TASK: From the listing that follows, extract every line and set it down unaltered.
— START GIVEN DATA —
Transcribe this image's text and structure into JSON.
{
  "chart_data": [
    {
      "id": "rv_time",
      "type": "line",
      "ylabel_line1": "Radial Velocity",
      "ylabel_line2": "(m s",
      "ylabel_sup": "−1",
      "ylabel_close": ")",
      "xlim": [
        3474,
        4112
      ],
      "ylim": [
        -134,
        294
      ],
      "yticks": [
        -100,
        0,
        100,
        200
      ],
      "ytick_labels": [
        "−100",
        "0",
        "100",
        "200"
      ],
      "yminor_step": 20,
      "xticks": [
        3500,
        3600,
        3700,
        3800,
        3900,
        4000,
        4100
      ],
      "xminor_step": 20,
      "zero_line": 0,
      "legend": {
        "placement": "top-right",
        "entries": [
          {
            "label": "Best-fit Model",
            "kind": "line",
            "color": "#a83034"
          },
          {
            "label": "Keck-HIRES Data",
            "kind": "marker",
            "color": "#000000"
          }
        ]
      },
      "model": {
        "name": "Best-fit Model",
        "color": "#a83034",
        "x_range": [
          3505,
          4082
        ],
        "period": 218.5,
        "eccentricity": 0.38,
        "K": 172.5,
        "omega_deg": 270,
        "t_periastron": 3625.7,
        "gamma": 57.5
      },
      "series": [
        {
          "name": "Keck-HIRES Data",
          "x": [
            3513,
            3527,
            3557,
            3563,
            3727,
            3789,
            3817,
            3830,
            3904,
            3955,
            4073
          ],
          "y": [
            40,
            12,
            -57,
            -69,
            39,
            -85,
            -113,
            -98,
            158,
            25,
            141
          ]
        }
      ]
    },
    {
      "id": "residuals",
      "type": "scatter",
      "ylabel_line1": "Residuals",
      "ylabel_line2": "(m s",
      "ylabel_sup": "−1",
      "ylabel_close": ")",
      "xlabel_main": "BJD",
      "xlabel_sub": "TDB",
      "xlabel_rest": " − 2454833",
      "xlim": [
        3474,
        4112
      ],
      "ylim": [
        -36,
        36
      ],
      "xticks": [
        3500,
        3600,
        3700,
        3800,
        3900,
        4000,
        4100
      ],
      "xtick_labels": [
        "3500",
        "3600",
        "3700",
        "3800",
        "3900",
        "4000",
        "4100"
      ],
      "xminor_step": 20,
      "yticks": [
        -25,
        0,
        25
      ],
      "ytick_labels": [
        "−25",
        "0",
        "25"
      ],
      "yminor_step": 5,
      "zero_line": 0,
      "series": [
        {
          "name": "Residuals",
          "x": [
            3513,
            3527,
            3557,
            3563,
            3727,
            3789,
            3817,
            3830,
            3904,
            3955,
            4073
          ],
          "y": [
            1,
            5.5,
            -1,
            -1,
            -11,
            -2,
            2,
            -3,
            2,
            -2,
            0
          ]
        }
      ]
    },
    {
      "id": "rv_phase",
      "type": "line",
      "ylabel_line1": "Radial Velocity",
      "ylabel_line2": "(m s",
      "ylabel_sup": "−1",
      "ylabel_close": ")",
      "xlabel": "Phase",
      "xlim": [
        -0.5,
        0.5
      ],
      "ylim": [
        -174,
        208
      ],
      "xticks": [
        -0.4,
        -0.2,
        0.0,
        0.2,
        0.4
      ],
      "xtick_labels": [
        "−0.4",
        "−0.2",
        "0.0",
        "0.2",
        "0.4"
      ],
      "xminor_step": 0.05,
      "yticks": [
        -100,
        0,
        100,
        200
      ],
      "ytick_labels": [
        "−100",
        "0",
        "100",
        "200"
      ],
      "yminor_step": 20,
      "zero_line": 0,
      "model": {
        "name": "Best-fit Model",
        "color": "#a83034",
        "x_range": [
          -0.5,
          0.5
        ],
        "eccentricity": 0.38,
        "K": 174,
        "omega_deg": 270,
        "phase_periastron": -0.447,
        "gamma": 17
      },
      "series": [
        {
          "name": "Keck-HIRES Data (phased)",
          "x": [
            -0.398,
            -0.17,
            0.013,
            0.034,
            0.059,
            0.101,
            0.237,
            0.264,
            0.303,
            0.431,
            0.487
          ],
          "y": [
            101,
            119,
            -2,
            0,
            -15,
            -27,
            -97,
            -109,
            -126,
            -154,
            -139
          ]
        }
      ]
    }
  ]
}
— END GIVEN DATA —
COMPLETE ANSWER:
Transcribe this image's text and structure into JSON.
{
  "chart_data": [
    {
      "id": "rv_time",
      "type": "line",
      "ylabel_line1": "Radial Velocity",
      "ylabel_line2": "(m s",
      "ylabel_sup": "−1",
      "ylabel_close": ")",
      "xlim": [
        3474,
        4112
      ],
      "ylim": [
        -134,
        294
      ],
      "yticks": [
        -100,
        0,
        100,
        200
      ],
      "ytick_labels": [
        "−100",
        "0",
        "100",
        "200"
      ],
      "yminor_step": 20,
      "xticks": [
        3500,
        3600,
        3700,
        3800,
        3900,
        4000,
        4100
      ],
      "xminor_step": 20,
      "zero_line": 0,
      "legend": {
        "placement": "top-right",
        "entries": [
          {
            "label": "Best-fit Model",
            "kind": "line",
            "color": "#a83034"
          },
          {
            "label": "Keck-HIRES Data",
            "kind": "marker",
            "color": "#000000"
          }
        ]
      },
      "model": {
        "name": "Best-fit Model",
        "color": "#a83034",
        "x_range": [
          3505,
          4082
        ],
        "period": 218.5,
        "eccentricity": 0.38,
        "K": 172.5,
        "omega_deg": 270,
        "t_periastron": 3625.7,
        "gamma": 57.5
      },
      "series": [
        {
          "name": "Keck-HIRES Data",
          "x": [
            3513,
            3527,
            3557,
            3563,
            3727,
            3789,
            3817,
            3830,
            3904,
            3955,
            4073
          ],
          "y": [
            40,
            12,
            -57,
            -69,
            39,
            -85,
            -113,
            -98,
            158,
            25,
            141
          ]
        }
      ]
    },
    {
      "id": "residuals",
      "type": "scatter",
      "ylabel_line1": "Residuals",
      "ylabel_line2": "(m s",
      "ylabel_sup": "−1",
      "ylabel_close": ")",
      "xlabel_main": "BJD",
      "xlabel_sub": "TDB",
      "xlabel_rest": " − 2454833",
      "xlim": [
        3474,
        4112
      ],
      "ylim": [
        -36,
        36
      ],
      "xticks": [
        3500,
        3600,
        3700,
        3800,
        3900,
        4000,
        4100
      ],
      "xtick_labels": [
        "3500",
        "3600",
        "3700",
        "3800",
        "3900",
        "4000",
        "4100"
      ],
      "xminor_step": 20,
      "yticks": [
        -25,
        0,
        25
      ],
      "ytick_labels": [
        "−25",
        "0",
        "25"
      ],
      "yminor_step": 5,
      "zero_line": 0,
      "series": [
        {
          "name": "Residuals",
          "x": [
            3513,
            3527,
            3557,
            3563,
            3727,
            3789,
            3817,
            3830,
            3904,
            3955,
            4073
          ],
          "y": [
            1,
            5.5,
            -1,
            -1,
            -11,
            -2,
            2,
            -3,
            2,
            -2,
            0
          ]
        }
      ]
    },
    {
      "id": "rv_phase",
      "type": "line",
      "ylabel_line1": "Radial Velocity",
      "ylabel_line2": "(m s",
      "ylabel_sup": "−1",
      "ylabel_close": ")",
      "xlabel": "Phase",
      "xlim": [
        -0.5,
        0.5
      ],
      "ylim": [
        -174,
        208
      ],
      "xticks": [
        -0.4,
        -0.2,
        0.0,
        0.2,
        0.4
      ],
      "xtick_labels": [
        "−0.4",
        "−0.2",
        "0.0",
        "0.2",
        "0.4"
      ],
      "xminor_step": 0.05,
      "yticks": [
        -100,
        0,
        100,
        200
      ],
      "ytick_labels": [
        "−100",
        "0",
        "100",
        "200"
      ],
      "yminor_step": 20,
      "zero_line": 0,
      "model": {
        "name": "Best-fit Model",
        "color": "#a83034",
        "x_range": [
          -0.5,
          0.5
        ],
        "eccentricity": 0.38,
        "K": 174,
        "omega_deg": 270,
        "phase_periastron": -0.447,
        "gamma": 17
      },
      "series": [
        {
          "name": "Keck-HIRES Data (phased)",
          "x": [
            -0.398,
            -0.17,
            0.013,
            0.034,
            0.059,
            0.101,
            0.237,
            0.264,
            0.303,
            0.431,
            0.487
          ],
          "y": [
            101,
            119,
            -2,
            0,
            -15,
            -27,
            -97,
            -109,
            -126,
            -154,
            -139
          ]
        }
      ]
    }
  ]
}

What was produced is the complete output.